*** Records for the exercise ***
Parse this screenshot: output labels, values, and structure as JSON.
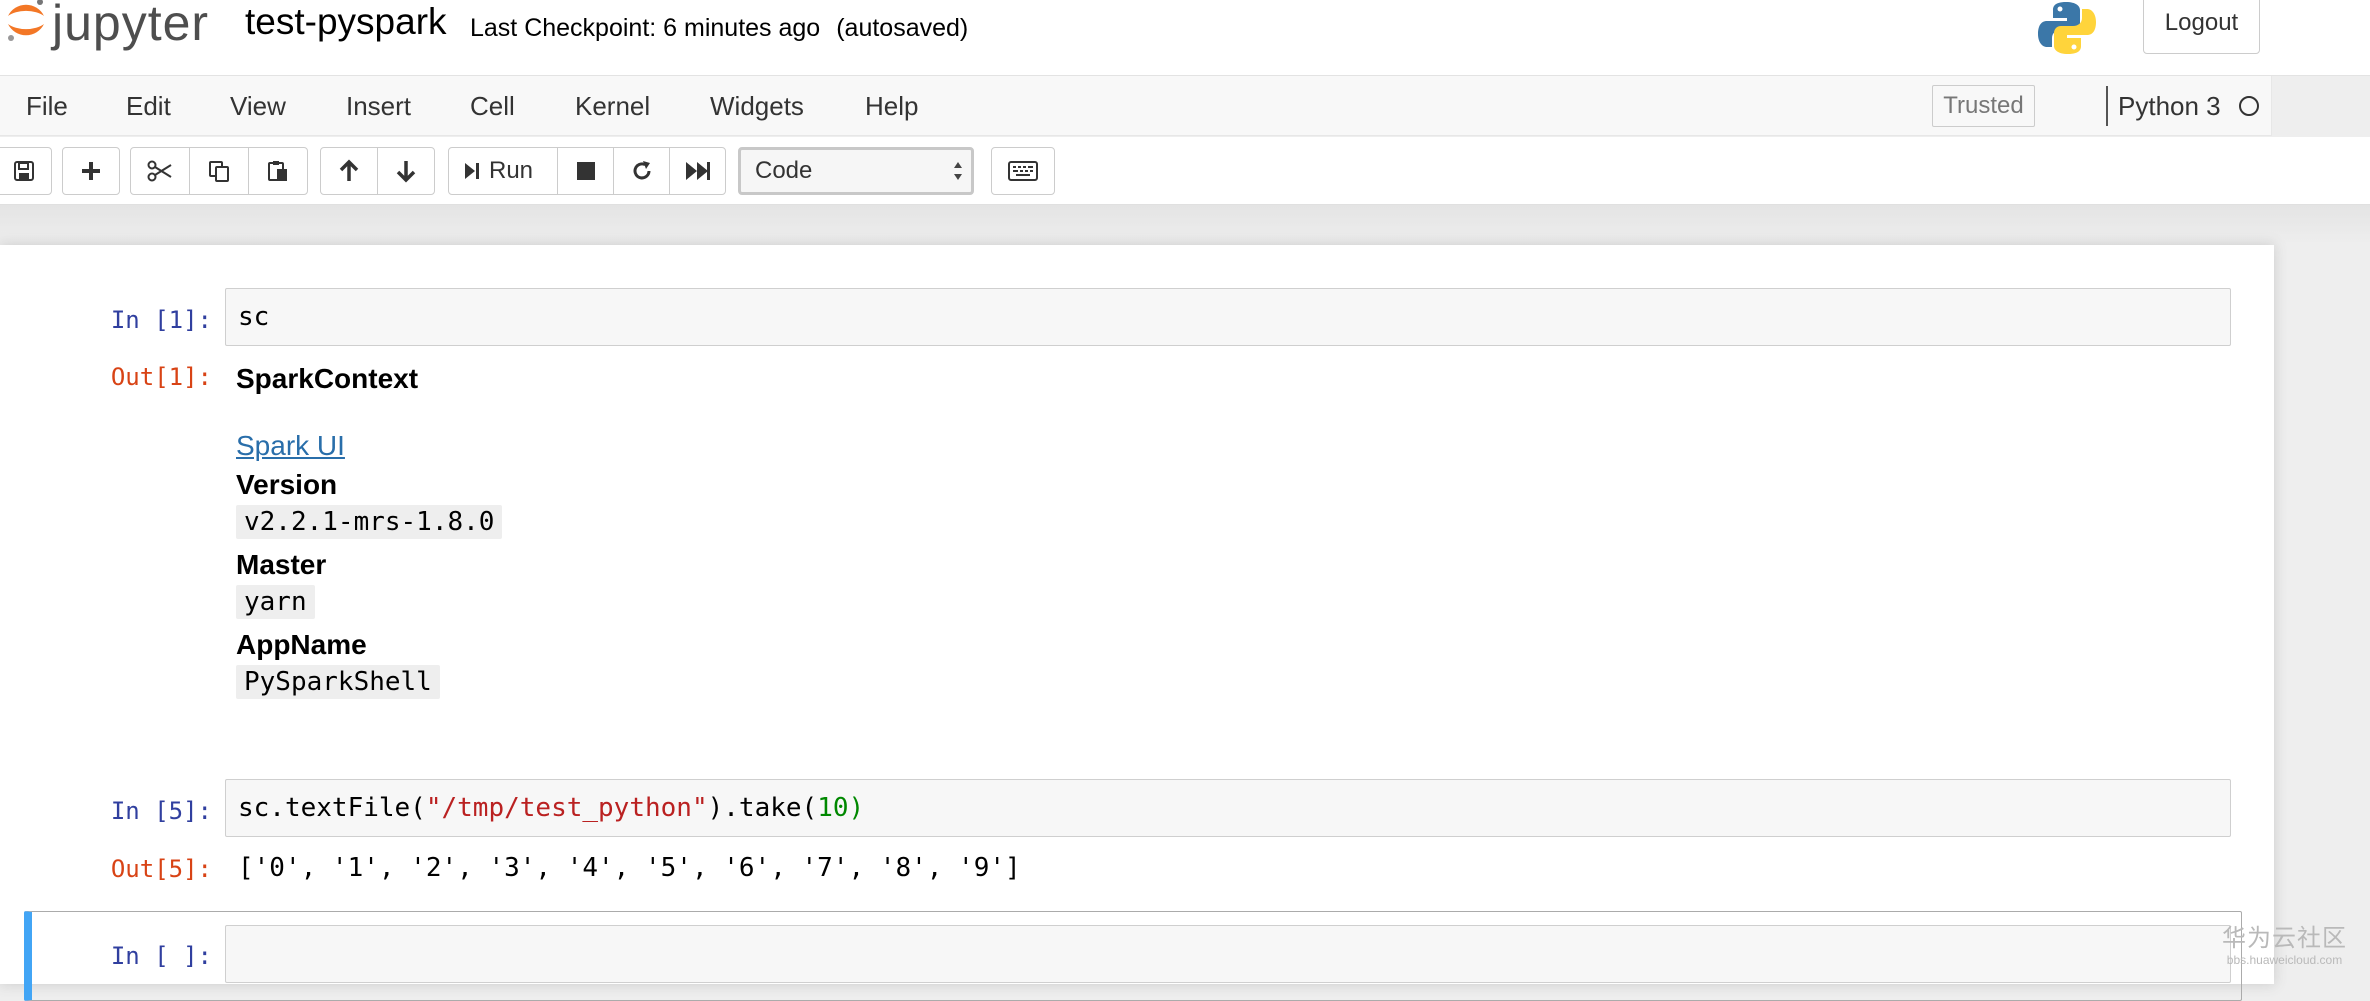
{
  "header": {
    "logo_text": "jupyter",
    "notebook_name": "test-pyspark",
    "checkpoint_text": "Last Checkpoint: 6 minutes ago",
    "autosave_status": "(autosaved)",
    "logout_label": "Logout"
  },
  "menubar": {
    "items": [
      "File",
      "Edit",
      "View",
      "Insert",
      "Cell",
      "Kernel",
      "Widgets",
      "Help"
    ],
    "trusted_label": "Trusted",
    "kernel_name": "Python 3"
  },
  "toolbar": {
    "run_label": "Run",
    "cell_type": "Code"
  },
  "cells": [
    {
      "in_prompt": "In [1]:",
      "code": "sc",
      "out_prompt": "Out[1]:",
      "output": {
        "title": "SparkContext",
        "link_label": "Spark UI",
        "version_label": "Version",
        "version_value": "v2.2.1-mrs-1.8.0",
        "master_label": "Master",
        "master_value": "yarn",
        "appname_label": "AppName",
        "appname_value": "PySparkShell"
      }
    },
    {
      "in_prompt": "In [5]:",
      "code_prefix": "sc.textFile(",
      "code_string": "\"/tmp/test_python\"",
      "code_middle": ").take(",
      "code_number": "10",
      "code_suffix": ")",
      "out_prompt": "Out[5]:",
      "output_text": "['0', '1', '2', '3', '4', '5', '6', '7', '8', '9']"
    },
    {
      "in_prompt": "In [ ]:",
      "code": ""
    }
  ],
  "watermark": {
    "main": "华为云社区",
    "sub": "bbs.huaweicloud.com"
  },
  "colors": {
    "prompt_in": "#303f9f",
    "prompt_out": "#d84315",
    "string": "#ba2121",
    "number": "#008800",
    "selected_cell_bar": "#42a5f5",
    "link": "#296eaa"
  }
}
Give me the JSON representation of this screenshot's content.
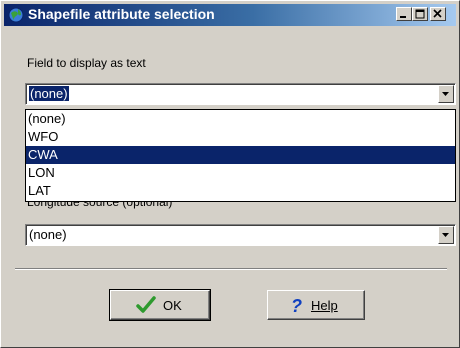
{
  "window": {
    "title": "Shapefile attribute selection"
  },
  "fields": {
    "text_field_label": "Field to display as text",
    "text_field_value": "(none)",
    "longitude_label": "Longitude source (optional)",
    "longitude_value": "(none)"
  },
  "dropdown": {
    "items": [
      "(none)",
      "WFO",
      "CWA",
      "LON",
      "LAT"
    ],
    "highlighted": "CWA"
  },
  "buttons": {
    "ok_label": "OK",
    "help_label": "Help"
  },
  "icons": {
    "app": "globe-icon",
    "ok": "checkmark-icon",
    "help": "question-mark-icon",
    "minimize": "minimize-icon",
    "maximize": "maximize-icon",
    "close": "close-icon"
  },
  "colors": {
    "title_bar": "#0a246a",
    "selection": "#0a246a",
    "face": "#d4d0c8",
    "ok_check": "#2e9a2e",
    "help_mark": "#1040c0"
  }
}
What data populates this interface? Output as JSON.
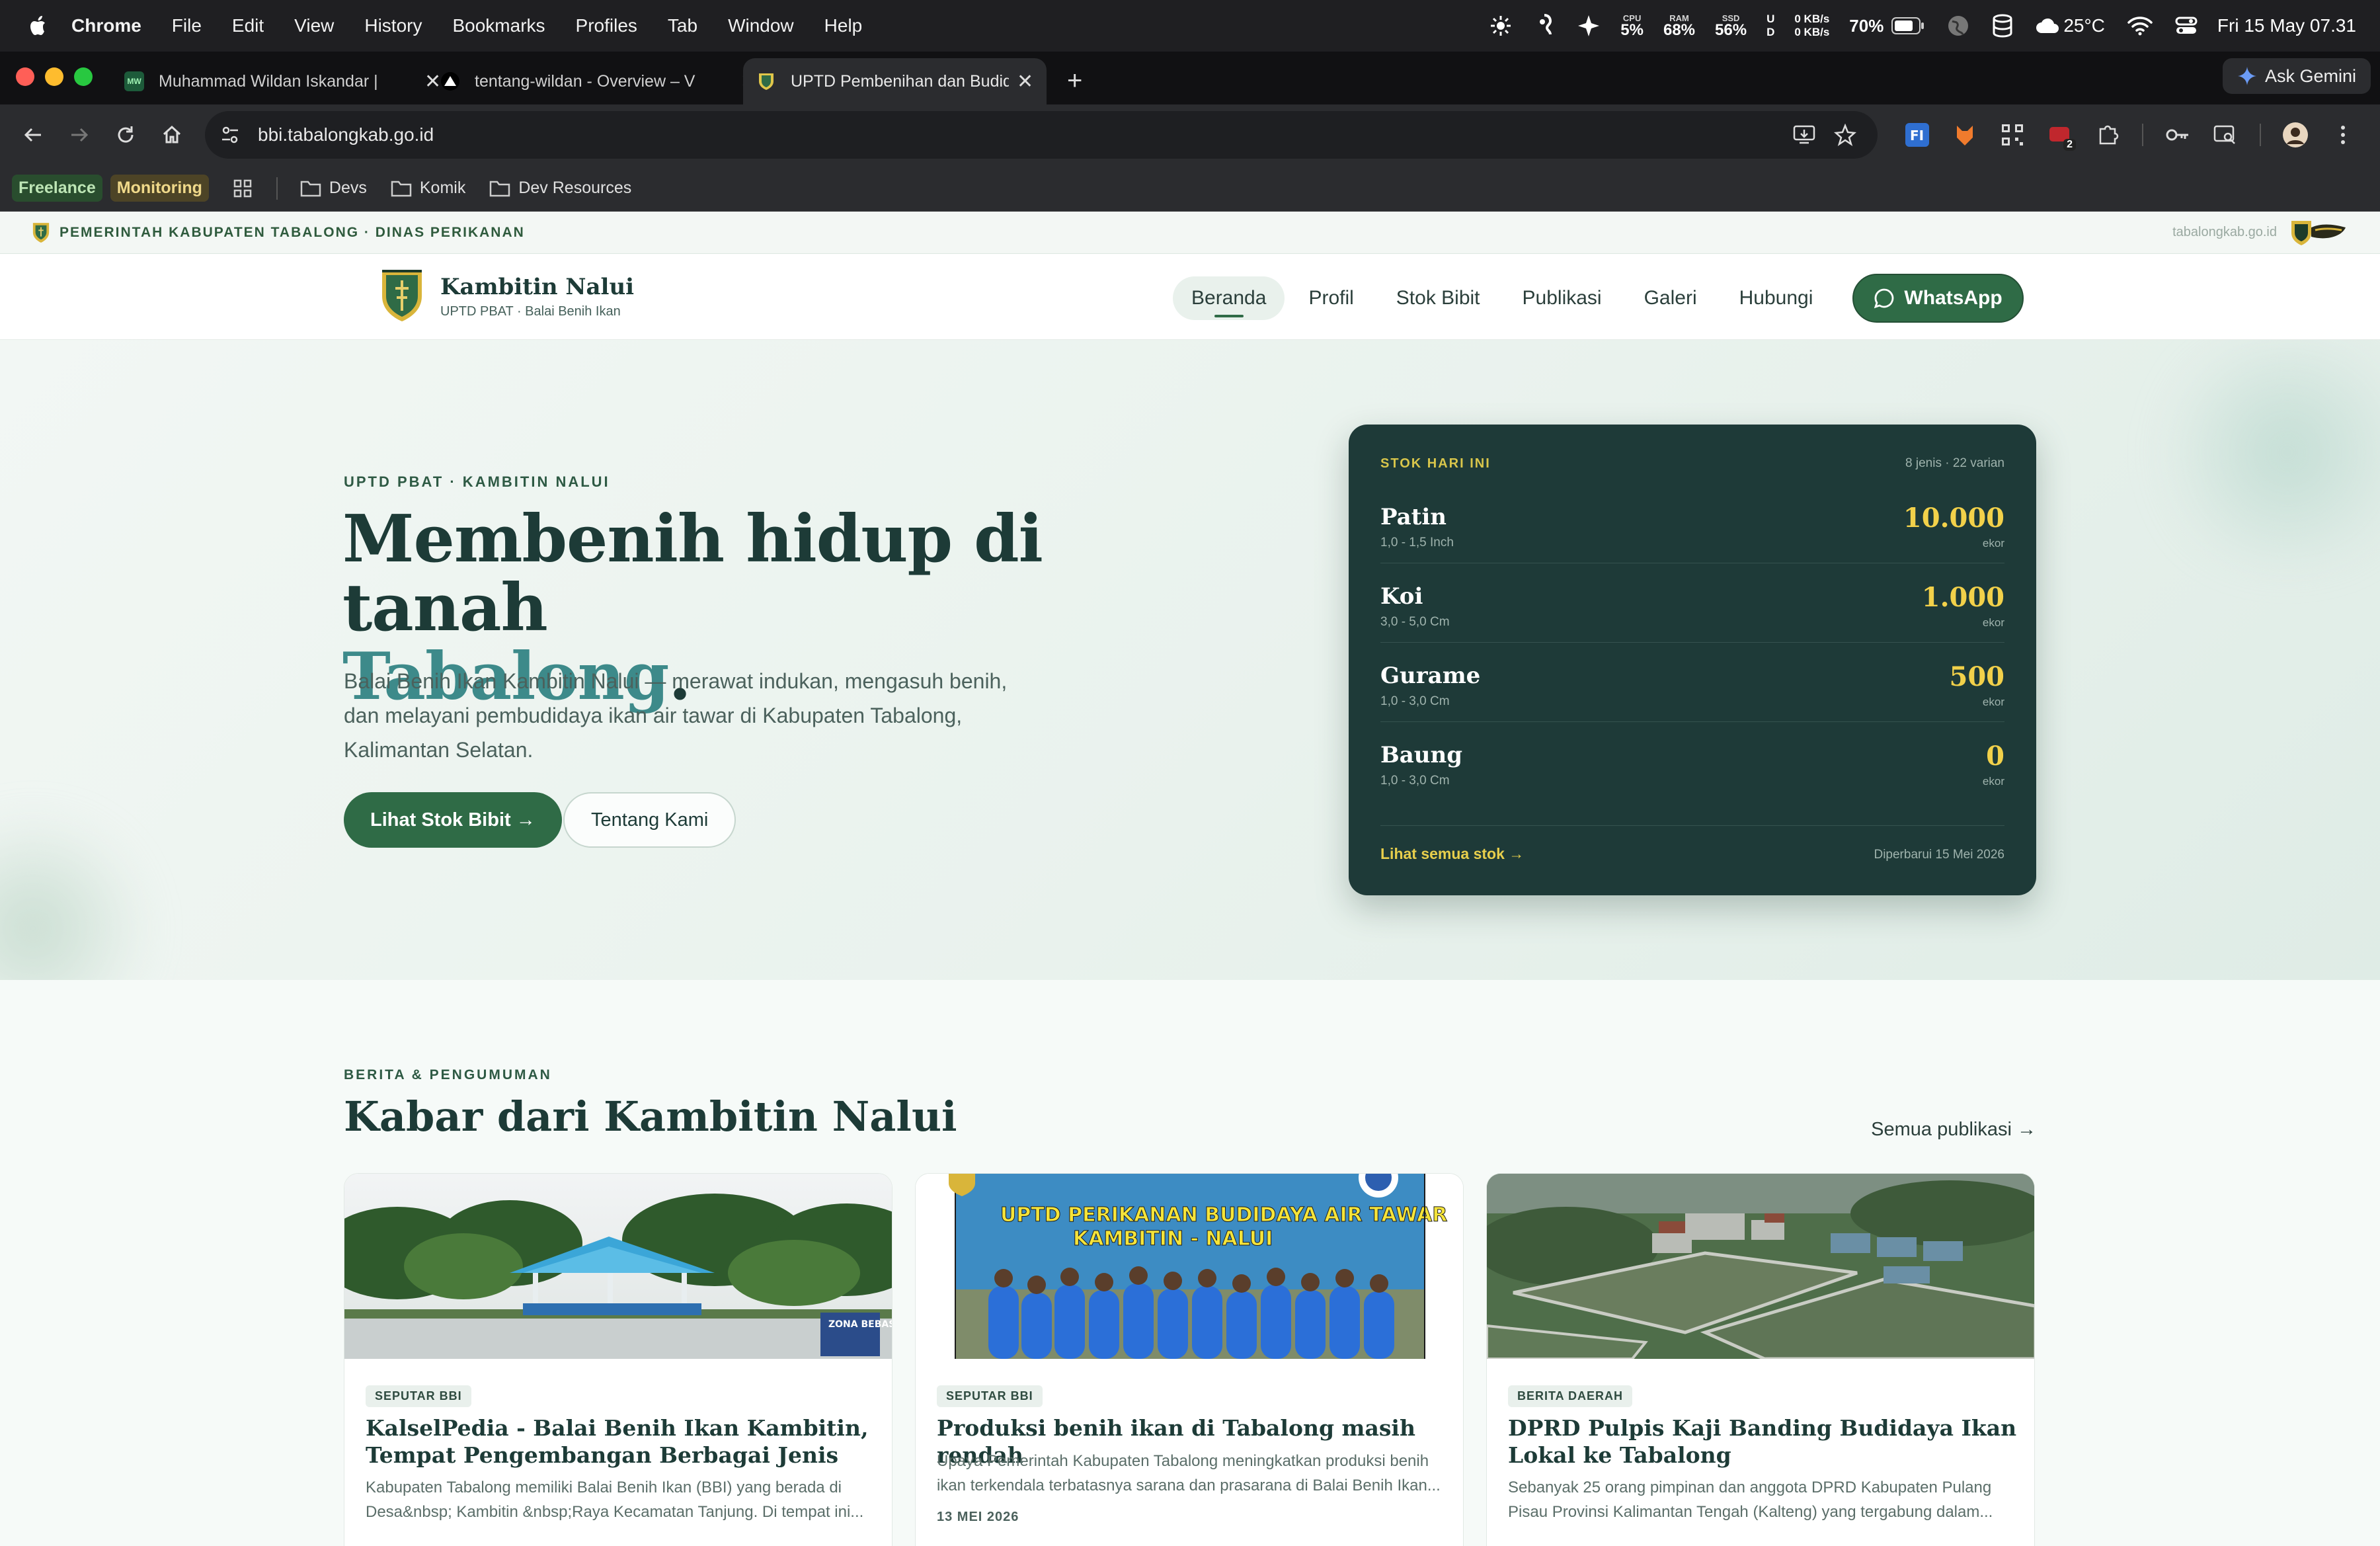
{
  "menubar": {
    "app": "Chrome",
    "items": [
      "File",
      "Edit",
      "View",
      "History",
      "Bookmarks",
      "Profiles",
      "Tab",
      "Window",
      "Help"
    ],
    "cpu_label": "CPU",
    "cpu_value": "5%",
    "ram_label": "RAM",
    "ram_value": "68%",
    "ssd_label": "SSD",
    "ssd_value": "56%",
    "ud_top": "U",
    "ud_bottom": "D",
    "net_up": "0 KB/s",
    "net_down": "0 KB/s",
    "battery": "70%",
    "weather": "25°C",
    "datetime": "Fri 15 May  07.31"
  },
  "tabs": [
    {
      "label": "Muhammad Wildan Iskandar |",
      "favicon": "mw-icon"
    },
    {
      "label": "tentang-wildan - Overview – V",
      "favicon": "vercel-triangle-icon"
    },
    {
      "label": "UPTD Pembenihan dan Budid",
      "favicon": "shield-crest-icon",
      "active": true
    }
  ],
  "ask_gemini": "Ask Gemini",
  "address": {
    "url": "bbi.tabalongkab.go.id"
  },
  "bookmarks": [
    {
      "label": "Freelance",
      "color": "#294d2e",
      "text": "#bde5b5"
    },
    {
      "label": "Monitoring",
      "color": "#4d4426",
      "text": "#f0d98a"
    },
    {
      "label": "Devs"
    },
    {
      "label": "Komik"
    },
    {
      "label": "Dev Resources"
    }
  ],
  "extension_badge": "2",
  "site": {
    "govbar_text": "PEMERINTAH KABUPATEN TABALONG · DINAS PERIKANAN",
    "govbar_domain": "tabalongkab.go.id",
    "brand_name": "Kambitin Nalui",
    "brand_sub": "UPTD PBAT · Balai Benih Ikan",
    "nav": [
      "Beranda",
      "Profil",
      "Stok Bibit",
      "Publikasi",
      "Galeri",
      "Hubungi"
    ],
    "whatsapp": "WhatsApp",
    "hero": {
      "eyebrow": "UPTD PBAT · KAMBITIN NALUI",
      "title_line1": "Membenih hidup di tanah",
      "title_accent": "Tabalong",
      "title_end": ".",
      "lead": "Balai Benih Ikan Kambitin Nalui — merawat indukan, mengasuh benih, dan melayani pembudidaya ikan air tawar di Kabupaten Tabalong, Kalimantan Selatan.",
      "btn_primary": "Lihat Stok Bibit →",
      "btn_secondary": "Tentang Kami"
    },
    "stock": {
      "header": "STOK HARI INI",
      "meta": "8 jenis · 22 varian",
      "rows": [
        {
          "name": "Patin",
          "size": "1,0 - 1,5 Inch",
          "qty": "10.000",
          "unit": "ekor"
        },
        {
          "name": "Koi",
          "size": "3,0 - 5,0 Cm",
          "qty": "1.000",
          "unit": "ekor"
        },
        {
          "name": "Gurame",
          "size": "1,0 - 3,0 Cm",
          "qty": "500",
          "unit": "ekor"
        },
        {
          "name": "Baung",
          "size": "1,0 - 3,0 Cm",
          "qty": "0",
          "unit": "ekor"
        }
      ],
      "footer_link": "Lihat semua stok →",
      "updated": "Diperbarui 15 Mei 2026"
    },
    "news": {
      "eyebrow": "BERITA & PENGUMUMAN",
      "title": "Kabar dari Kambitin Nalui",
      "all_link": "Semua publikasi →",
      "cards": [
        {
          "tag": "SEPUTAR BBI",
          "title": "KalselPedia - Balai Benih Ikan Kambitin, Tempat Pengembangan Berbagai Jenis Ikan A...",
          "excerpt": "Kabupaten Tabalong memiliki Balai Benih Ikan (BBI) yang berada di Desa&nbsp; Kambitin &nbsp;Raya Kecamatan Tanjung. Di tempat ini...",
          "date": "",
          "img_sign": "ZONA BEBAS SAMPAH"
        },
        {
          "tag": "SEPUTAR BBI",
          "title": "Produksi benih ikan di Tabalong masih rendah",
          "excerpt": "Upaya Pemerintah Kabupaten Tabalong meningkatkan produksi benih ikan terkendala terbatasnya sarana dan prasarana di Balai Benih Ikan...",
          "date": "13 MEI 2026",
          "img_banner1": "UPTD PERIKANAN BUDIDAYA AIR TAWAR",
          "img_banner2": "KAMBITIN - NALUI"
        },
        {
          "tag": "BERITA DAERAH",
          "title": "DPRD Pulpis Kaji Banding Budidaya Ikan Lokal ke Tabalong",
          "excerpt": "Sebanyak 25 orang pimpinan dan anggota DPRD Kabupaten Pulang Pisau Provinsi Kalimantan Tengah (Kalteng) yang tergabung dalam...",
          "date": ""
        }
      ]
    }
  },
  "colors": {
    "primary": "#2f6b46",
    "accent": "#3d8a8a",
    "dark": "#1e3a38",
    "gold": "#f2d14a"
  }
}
***
In the material above, find the lines that contain "JSON" and show them.

Output:
Parse this screenshot: output labels, values, and structure as JSON.
Give me the JSON representation of this screenshot's content.
What data populates this interface? Output as JSON.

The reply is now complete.